(Stored data entries)
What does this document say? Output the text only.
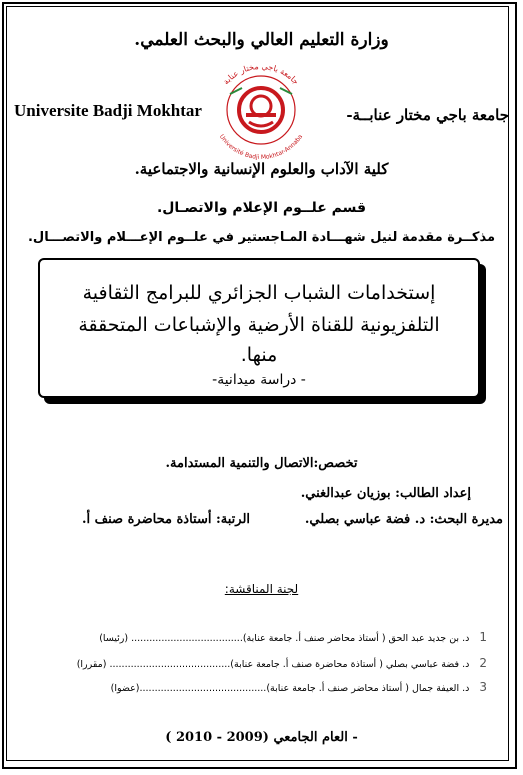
وزارة التعليم العالي والبحث العلمي.
جامعة باجي مختار عنابــة-
Universite Badji Mokhtar
جامعة باجي مختار عنابة
Université Badji Mokhtar-Annaba
كلية الآداب والعلوم الإنسانية والاجتماعية.
قسم علــوم الإعلام والاتصـال.
مذكــرة مقدمة لنيل شهـــادة المـاجستير في علــوم الإعـــلام والاتصـــال.
إستخدامات الشباب الجزائري للبرامج الثقافية
التلفزيونية للقناة الأرضية والإشباعات المتحققة
منها.
- دراسة ميدانية-
تخصص:الاتصال والتنمية المستدامة.
إعداد الطالب: بوزيان عبدالغني.
مديرة البحث: د. فضة عباسي بصلي.
الرتبة: أستاذة محاضرة صنف أ.
لجنة المناقشة:
1د. بن جديد عبد الحق ( أستاذ محاضر صنف أ. جامعة عنابة)..................................... (رئيسا)
2د. فضة عباسي بصلي ( أستاذة محاضرة صنف أ. جامعة عنابة)........................................ (مقررا)
3د. العيفة جمال ( أستاذ محاضر صنف أ. جامعة عنابة)..........................................(عضوا)
- العام الجامعي (2009 - 2010 )
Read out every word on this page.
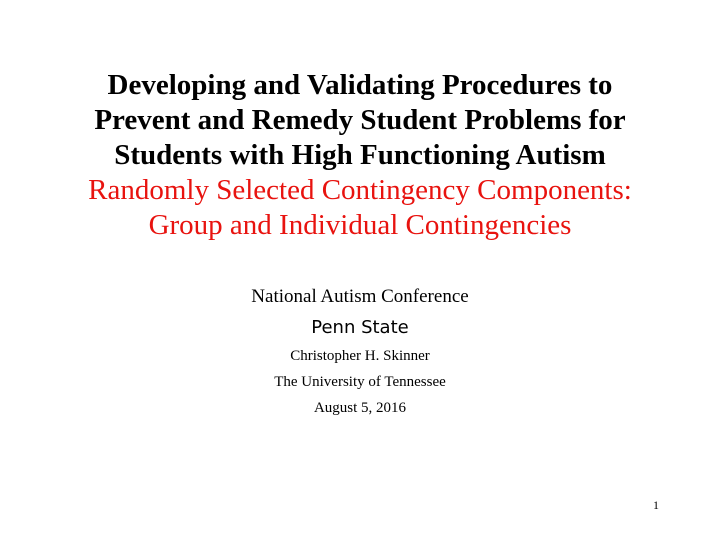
Developing and Validating Procedures to
Prevent and Remedy Student Problems for
Students with High Functioning Autism
Randomly Selected Contingency Components:
Group and Individual Contingencies
National Autism Conference
Penn State
Christopher H. Skinner
The University of Tennessee
August 5, 2016
1
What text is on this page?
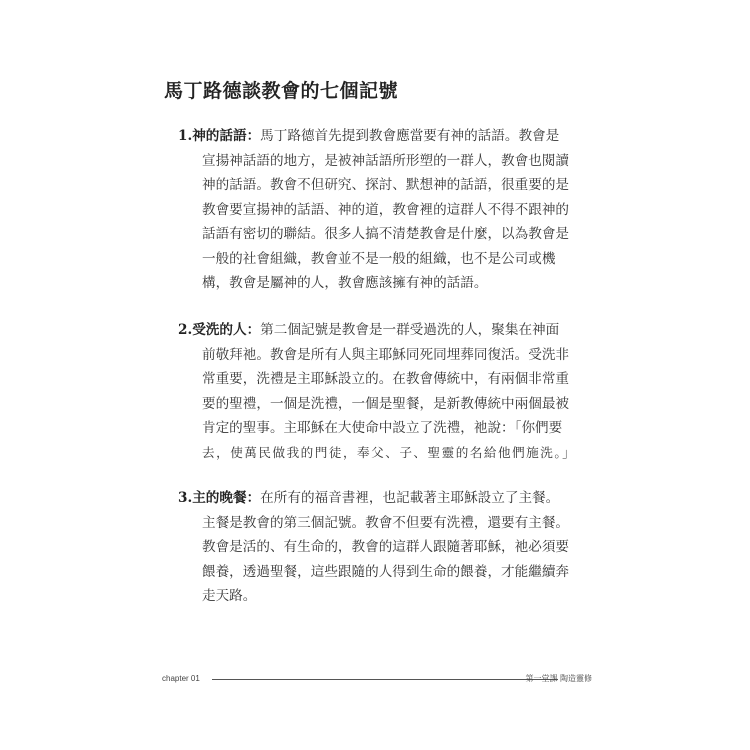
馬丁路德談教會的七個記號
1.神的話語：馬丁路德首先提到教會應當要有神的話語。教會是
宣揚神話語的地方，是被神話語所形塑的一群人，教會也閱讀
神的話語。教會不但研究、探討、默想神的話語，很重要的是
教會要宣揚神的話語、神的道，教會裡的這群人不得不跟神的
話語有密切的聯結。很多人搞不清楚教會是什麼，以為教會是
一般的社會組織，教會並不是一般的組織，也不是公司或機
構，教會是屬神的人，教會應該擁有神的話語。
2.受洗的人：第二個記號是教會是一群受過洗的人，聚集在神面
前敬拜祂。教會是所有人與主耶穌同死同埋葬同復活。受洗非
常重要，洗禮是主耶穌設立的。在教會傳統中，有兩個非常重
要的聖禮，一個是洗禮，一個是聖餐，是新教傳統中兩個最被
肯定的聖事。主耶穌在大使命中設立了洗禮，祂說：「你們要
去，使萬民做我的門徒，奉父、子、聖靈的名給他們施洗。」
3.主的晚餐：在所有的福音書裡，也記載著主耶穌設立了主餐。
主餐是教會的第三個記號。教會不但要有洗禮，還要有主餐。
教會是活的、有生命的，教會的這群人跟隨著耶穌，祂必須要
餵養，透過聖餐，這些跟隨的人得到生命的餵養，才能繼續奔
走天路。
chapter 01	第一堂課 陶造靈修
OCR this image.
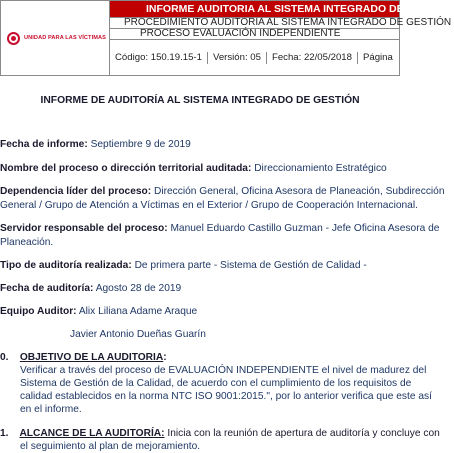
UNIDAD PARA LAS VÍCTIMAS
	INFORME AUDITORIA AL SISTEMA INTEGRADO DE GESTIÓN
PROCEDIMIENTO AUDITORIA AL SISTEMA INTEGRADO DE GESTIÓN
PROCESO EVALUACIÓN INDEPENDIENTE

Código: 150.19.15-1	Versión: 05	Fecha: 22/05/2018	Página
INFORME DE AUDITORÍA AL SISTEMA INTEGRADO DE GESTIÓN
Fecha de informe: Septiembre 9 de 2019
Nombre del proceso o dirección territorial auditada: Direccionamiento Estratégico
Dependencia líder del proceso: Dirección General, Oficina Asesora de Planeación, Subdirección
General / Grupo de Atención a Víctimas en el Exterior / Grupo de Cooperación Internacional.
Servidor responsable del proceso: Manuel Eduardo Castillo Guzman - Jefe Oficina Asesora de
Planeación.
Tipo de auditoría realizada: De primera parte - Sistema de Gestión de Calidad -
Fecha de auditoría: Agosto 28 de 2019
Equipo Auditor: Alix Liliana Adame Araque
Javier Antonio Dueñas Guarín
0. OBJETIVO DE LA AUDITORIA:
Verificar a través del proceso de EVALUACIÓN INDEPENDIENTE el nivel de madurez del
Sistema de Gestión de la Calidad, de acuerdo con el cumplimiento de los requisitos de
calidad establecidos en la norma NTC ISO 9001:2015.", por lo anterior verifica que este así
en el informe.
1. ALCANCE DE LA AUDITORÍA: Inicia con la reunión de apertura de auditoría y concluye con
el seguimiento al plan de mejoramiento.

» **Your instructions**
Transcribe the preceding listing in its entirety and with exact wording, leaving out pictures.

» **Problem solution**
What does this document say? Output the text only.
وزارة التعليم العالي والبحث العلمي.
جامعة باجي مختار عنابــة-
Universite Badji Mokhtar
جامعة باجي مختار عنابة
Université Badji Mokhtar-Annaba
كلية الآداب والعلوم الإنسانية والاجتماعية.
قسم علــوم الإعلام والاتصـال.
مذكــرة مقدمة لنيل شهـــادة المـاجستير في علــوم الإعـــلام والاتصـــال.
إستخدامات الشباب الجزائري للبرامج الثقافية
التلفزيونية للقناة الأرضية والإشباعات المتحققة
منها.
- دراسة ميدانية-
تخصص:الاتصال والتنمية المستدامة.
إعداد الطالب: بوزيان عبدالغني.
مديرة البحث: د. فضة عباسي بصلي.
الرتبة: أستاذة محاضرة صنف أ.
لجنة المناقشة:
1د. بن جديد عبد الحق ( أستاذ محاضر صنف أ. جامعة عنابة)..................................... (رئيسا)
2د. فضة عباسي بصلي ( أستاذة محاضرة صنف أ. جامعة عنابة)........................................ (مقررا)
3د. العيفة جمال ( أستاذ محاضر صنف أ. جامعة عنابة)..........................................(عضوا)
- العام الجامعي (2009 - 2010 )
Read out every word on this page.
Developing and Validating Procedures to
Prevent and Remedy Student Problems for
Students with High Functioning Autism
Randomly Selected Contingency Components:
Group and Individual Contingencies
National Autism Conference
Penn State
Christopher H. Skinner
The University of Tennessee
August 5, 2016
1
What text is on this page?
馬丁路德談教會的七個記號
1.神的話語：馬丁路德首先提到教會應當要有神的話語。教會是
宣揚神話語的地方，是被神話語所形塑的一群人，教會也閱讀
神的話語。教會不但研究、探討、默想神的話語，很重要的是
教會要宣揚神的話語、神的道，教會裡的這群人不得不跟神的
話語有密切的聯結。很多人搞不清楚教會是什麼，以為教會是
一般的社會組織，教會並不是一般的組織，也不是公司或機
構，教會是屬神的人，教會應該擁有神的話語。
2.受洗的人：第二個記號是教會是一群受過洗的人，聚集在神面
前敬拜祂。教會是所有人與主耶穌同死同埋葬同復活。受洗非
常重要，洗禮是主耶穌設立的。在教會傳統中，有兩個非常重
要的聖禮，一個是洗禮，一個是聖餐，是新教傳統中兩個最被
肯定的聖事。主耶穌在大使命中設立了洗禮，祂說：「你們要
去，使萬民做我的門徒，奉父、子、聖靈的名給他們施洗。」
3.主的晚餐：在所有的福音書裡，也記載著主耶穌設立了主餐。
主餐是教會的第三個記號。教會不但要有洗禮，還要有主餐。
教會是活的、有生命的，教會的這群人跟隨著耶穌，祂必須要
餵養，透過聖餐，這些跟隨的人得到生命的餵養，才能繼續奔
走天路。
chapter 01	第一堂課 陶造靈修
OCR this image.
UNIDAD PARA LAS VÍCTIMAS
	INFORME AUDITORIA AL SISTEMA INTEGRADO DE GESTIÓN
PROCEDIMIENTO AUDITORIA AL SISTEMA INTEGRADO DE GESTIÓN
PROCESO EVALUACIÓN INDEPENDIENTE

Código: 150.19.15-1	Versión: 05	Fecha: 22/05/2018	Página
INFORME DE AUDITORÍA AL SISTEMA INTEGRADO DE GESTIÓN
Fecha de informe: Septiembre 9 de 2019
Nombre del proceso o dirección territorial auditada: Direccionamiento Estratégico
Dependencia líder del proceso: Dirección General, Oficina Asesora de Planeación, Subdirección
General / Grupo de Atención a Víctimas en el Exterior / Grupo de Cooperación Internacional.
Servidor responsable del proceso: Manuel Eduardo Castillo Guzman - Jefe Oficina Asesora de
Planeación.
Tipo de auditoría realizada: De primera parte - Sistema de Gestión de Calidad -
Fecha de auditoría: Agosto 28 de 2019
Equipo Auditor: Alix Liliana Adame Araque
Javier Antonio Dueñas Guarín
0. OBJETIVO DE LA AUDITORIA:
Verificar a través del proceso de EVALUACIÓN INDEPENDIENTE el nivel de madurez del
Sistema de Gestión de la Calidad, de acuerdo con el cumplimiento de los requisitos de
calidad establecidos en la norma NTC ISO 9001:2015.", por lo anterior verifica que este así
en el informe.
1. ALCANCE DE LA AUDITORÍA: Inicia con la reunión de apertura de auditoría y concluye con
el seguimiento al plan de mejoramiento.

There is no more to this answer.